> Data rows:
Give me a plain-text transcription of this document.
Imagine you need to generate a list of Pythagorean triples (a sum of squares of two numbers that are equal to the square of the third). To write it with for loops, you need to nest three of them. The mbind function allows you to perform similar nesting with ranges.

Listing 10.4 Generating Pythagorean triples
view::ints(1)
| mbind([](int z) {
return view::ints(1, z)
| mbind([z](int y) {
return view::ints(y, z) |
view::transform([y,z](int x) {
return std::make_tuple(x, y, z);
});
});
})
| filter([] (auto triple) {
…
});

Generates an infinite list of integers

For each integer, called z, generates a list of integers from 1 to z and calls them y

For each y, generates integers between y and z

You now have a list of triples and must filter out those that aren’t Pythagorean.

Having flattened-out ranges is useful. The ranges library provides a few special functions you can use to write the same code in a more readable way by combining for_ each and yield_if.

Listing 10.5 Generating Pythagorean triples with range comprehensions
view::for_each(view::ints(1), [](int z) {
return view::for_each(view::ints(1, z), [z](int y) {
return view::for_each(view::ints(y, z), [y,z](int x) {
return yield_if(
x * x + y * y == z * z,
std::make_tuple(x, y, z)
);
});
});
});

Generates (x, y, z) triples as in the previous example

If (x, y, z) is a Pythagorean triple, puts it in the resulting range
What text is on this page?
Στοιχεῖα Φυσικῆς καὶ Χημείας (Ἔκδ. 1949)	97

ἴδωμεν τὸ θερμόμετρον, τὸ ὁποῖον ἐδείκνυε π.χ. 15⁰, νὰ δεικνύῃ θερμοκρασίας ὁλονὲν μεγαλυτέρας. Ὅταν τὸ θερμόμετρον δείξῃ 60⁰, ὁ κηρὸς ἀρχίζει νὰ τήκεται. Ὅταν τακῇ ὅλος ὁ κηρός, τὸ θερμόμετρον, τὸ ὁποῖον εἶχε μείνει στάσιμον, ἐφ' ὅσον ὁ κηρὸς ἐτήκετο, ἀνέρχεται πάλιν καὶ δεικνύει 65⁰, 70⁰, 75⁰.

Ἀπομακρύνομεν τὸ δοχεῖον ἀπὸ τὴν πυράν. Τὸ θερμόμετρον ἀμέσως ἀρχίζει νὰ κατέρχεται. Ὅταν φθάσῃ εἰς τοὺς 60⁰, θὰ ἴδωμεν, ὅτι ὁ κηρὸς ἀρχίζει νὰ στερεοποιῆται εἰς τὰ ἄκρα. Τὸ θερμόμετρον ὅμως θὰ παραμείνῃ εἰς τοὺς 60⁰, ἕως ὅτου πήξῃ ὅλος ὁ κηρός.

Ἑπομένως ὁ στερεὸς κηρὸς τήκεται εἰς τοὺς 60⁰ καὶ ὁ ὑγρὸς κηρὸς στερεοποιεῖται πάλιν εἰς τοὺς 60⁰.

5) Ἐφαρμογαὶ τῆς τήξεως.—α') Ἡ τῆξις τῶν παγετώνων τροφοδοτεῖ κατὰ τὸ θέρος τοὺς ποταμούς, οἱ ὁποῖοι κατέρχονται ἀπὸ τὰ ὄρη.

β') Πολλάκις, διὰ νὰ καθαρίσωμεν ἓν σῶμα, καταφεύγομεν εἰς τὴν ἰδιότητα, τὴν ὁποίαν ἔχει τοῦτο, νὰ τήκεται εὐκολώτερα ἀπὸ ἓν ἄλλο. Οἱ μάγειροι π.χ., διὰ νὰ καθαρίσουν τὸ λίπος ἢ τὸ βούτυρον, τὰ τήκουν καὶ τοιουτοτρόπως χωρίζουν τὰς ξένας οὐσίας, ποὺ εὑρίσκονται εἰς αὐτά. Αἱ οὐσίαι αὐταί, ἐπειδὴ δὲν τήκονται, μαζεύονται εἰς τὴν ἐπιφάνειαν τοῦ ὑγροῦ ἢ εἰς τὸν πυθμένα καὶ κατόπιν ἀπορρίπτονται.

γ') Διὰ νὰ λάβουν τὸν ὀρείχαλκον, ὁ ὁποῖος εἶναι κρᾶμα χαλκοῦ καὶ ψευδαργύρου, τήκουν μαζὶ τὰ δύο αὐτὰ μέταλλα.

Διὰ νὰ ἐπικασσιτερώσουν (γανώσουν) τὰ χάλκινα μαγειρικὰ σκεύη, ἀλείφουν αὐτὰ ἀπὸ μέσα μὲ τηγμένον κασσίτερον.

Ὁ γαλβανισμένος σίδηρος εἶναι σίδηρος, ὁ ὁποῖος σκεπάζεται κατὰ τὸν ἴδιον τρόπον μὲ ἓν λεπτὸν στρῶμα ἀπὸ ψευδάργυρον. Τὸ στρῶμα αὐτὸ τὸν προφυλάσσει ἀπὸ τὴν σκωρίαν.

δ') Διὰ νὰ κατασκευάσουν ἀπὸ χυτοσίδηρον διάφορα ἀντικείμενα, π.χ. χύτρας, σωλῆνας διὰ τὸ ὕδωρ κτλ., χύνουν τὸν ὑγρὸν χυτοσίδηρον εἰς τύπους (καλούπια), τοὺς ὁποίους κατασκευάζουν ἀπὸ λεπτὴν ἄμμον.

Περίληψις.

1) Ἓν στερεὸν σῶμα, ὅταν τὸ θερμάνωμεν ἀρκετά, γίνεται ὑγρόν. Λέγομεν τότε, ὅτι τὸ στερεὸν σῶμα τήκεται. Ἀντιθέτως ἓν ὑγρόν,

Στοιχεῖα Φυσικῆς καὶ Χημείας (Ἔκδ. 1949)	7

> Exercise description: Looking at the records above, work out how many lines include the word "them", then give that number by itself.

> The response: 2